## Task to carry out
Will you output the entries below exactly, skipping every image they contain?

Figure collection entries
* Start *

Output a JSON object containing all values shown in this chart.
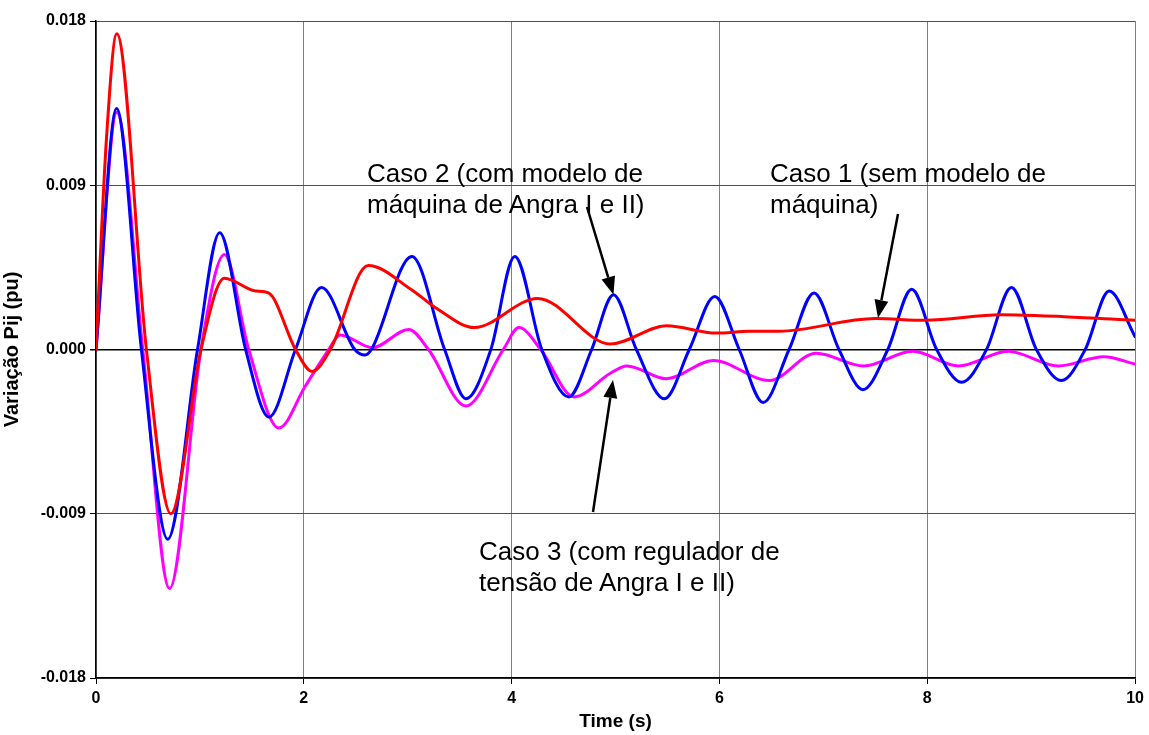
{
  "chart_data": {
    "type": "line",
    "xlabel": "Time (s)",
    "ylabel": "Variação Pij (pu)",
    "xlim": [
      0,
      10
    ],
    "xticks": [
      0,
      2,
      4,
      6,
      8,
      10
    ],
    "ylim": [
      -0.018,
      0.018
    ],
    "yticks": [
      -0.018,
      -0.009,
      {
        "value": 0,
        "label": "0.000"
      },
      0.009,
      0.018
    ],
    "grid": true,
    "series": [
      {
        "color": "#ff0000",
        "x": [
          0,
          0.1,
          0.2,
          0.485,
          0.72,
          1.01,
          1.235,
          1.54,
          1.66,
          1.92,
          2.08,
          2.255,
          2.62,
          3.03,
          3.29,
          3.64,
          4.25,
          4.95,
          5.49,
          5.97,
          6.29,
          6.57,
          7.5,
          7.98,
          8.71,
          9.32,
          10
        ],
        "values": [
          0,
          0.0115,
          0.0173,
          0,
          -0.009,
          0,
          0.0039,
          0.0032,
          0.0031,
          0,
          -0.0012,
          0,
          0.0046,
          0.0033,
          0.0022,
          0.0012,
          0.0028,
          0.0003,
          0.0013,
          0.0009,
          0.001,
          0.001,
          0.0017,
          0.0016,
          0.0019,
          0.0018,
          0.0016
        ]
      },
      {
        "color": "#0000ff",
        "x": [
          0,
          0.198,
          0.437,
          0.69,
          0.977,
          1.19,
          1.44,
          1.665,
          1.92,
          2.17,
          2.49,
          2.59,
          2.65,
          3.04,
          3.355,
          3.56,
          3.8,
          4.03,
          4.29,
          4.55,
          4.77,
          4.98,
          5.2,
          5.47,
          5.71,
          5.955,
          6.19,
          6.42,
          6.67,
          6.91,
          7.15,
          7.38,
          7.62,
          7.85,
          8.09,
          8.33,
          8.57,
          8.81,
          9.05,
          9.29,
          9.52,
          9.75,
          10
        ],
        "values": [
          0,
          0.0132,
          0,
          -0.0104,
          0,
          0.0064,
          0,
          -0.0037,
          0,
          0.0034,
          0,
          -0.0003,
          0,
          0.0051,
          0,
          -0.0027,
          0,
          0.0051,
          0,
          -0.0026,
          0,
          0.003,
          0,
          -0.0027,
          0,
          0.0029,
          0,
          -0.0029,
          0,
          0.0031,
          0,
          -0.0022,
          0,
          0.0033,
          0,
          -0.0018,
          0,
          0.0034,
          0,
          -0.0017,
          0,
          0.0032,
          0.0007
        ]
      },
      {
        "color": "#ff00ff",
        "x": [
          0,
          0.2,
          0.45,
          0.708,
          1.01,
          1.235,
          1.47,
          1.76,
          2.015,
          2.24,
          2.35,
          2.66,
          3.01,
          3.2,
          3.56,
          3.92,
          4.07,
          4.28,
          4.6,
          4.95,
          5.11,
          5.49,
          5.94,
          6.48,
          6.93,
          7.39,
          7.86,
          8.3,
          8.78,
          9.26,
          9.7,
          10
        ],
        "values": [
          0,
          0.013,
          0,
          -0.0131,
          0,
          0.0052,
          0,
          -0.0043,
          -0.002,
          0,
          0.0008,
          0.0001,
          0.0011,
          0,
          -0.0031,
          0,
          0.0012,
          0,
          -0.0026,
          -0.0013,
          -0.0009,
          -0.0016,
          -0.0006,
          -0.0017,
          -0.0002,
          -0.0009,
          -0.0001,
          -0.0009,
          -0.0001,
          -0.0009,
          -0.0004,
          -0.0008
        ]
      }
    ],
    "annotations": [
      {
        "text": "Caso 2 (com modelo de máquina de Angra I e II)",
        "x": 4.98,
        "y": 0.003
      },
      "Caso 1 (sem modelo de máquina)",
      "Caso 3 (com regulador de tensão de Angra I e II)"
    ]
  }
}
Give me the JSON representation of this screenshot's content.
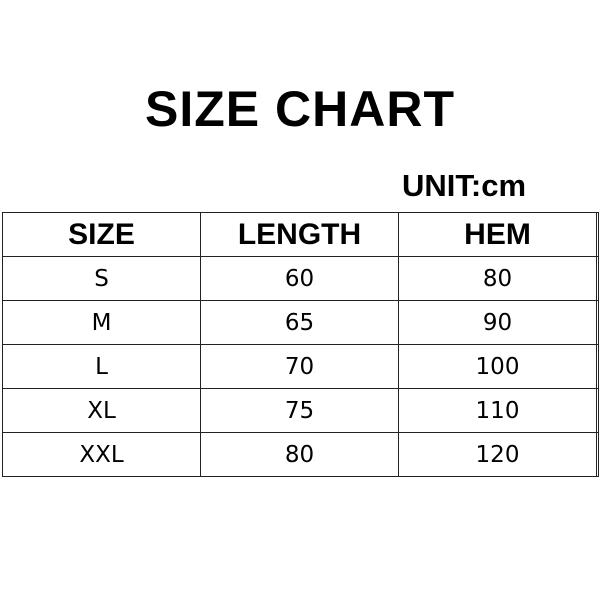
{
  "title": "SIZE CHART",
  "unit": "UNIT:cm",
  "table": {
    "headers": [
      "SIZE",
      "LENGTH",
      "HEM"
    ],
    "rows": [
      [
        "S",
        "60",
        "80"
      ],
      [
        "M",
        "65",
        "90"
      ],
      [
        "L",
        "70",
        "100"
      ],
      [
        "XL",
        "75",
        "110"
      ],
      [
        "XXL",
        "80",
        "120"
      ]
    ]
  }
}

* End *

## Result for this task
Output a JSON object containing all values shown in this chart.
{
  "chart_data": {
    "type": "line",
    "xlabel": "Time (s)",
    "ylabel": "Variação Pij (pu)",
    "xlim": [
      0,
      10
    ],
    "xticks": [
      0,
      2,
      4,
      6,
      8,
      10
    ],
    "ylim": [
      -0.018,
      0.018
    ],
    "yticks": [
      -0.018,
      -0.009,
      {
        "value": 0,
        "label": "0.000"
      },
      0.009,
      0.018
    ],
    "grid": true,
    "series": [
      {
        "color": "#ff0000",
        "x": [
          0,
          0.1,
          0.2,
          0.485,
          0.72,
          1.01,
          1.235,
          1.54,
          1.66,
          1.92,
          2.08,
          2.255,
          2.62,
          3.03,
          3.29,
          3.64,
          4.25,
          4.95,
          5.49,
          5.97,
          6.29,
          6.57,
          7.5,
          7.98,
          8.71,
          9.32,
          10
        ],
        "values": [
          0,
          0.0115,
          0.0173,
          0,
          -0.009,
          0,
          0.0039,
          0.0032,
          0.0031,
          0,
          -0.0012,
          0,
          0.0046,
          0.0033,
          0.0022,
          0.0012,
          0.0028,
          0.0003,
          0.0013,
          0.0009,
          0.001,
          0.001,
          0.0017,
          0.0016,
          0.0019,
          0.0018,
          0.0016
        ]
      },
      {
        "color": "#0000ff",
        "x": [
          0,
          0.198,
          0.437,
          0.69,
          0.977,
          1.19,
          1.44,
          1.665,
          1.92,
          2.17,
          2.49,
          2.59,
          2.65,
          3.04,
          3.355,
          3.56,
          3.8,
          4.03,
          4.29,
          4.55,
          4.77,
          4.98,
          5.2,
          5.47,
          5.71,
          5.955,
          6.19,
          6.42,
          6.67,
          6.91,
          7.15,
          7.38,
          7.62,
          7.85,
          8.09,
          8.33,
          8.57,
          8.81,
          9.05,
          9.29,
          9.52,
          9.75,
          10
        ],
        "values": [
          0,
          0.0132,
          0,
          -0.0104,
          0,
          0.0064,
          0,
          -0.0037,
          0,
          0.0034,
          0,
          -0.0003,
          0,
          0.0051,
          0,
          -0.0027,
          0,
          0.0051,
          0,
          -0.0026,
          0,
          0.003,
          0,
          -0.0027,
          0,
          0.0029,
          0,
          -0.0029,
          0,
          0.0031,
          0,
          -0.0022,
          0,
          0.0033,
          0,
          -0.0018,
          0,
          0.0034,
          0,
          -0.0017,
          0,
          0.0032,
          0.0007
        ]
      },
      {
        "color": "#ff00ff",
        "x": [
          0,
          0.2,
          0.45,
          0.708,
          1.01,
          1.235,
          1.47,
          1.76,
          2.015,
          2.24,
          2.35,
          2.66,
          3.01,
          3.2,
          3.56,
          3.92,
          4.07,
          4.28,
          4.6,
          4.95,
          5.11,
          5.49,
          5.94,
          6.48,
          6.93,
          7.39,
          7.86,
          8.3,
          8.78,
          9.26,
          9.7,
          10
        ],
        "values": [
          0,
          0.013,
          0,
          -0.0131,
          0,
          0.0052,
          0,
          -0.0043,
          -0.002,
          0,
          0.0008,
          0.0001,
          0.0011,
          0,
          -0.0031,
          0,
          0.0012,
          0,
          -0.0026,
          -0.0013,
          -0.0009,
          -0.0016,
          -0.0006,
          -0.0017,
          -0.0002,
          -0.0009,
          -0.0001,
          -0.0009,
          -0.0001,
          -0.0009,
          -0.0004,
          -0.0008
        ]
      }
    ],
    "annotations": [
      {
        "text": "Caso 2 (com modelo de máquina de Angra I e II)",
        "x": 4.98,
        "y": 0.003
      },
      "Caso 1 (sem modelo de máquina)",
      "Caso 3 (com regulador de tensão de Angra I e II)"
    ]
  }
}
Give me the JSON representation of this screenshot's content.
{
  "title": "SIZE CHART",
  "unit": "UNIT:cm",
  "table": {
    "headers": [
      "SIZE",
      "LENGTH",
      "HEM"
    ],
    "rows": [
      [
        "S",
        "60",
        "80"
      ],
      [
        "M",
        "65",
        "90"
      ],
      [
        "L",
        "70",
        "100"
      ],
      [
        "XL",
        "75",
        "110"
      ],
      [
        "XXL",
        "80",
        "120"
      ]
    ]
  }
}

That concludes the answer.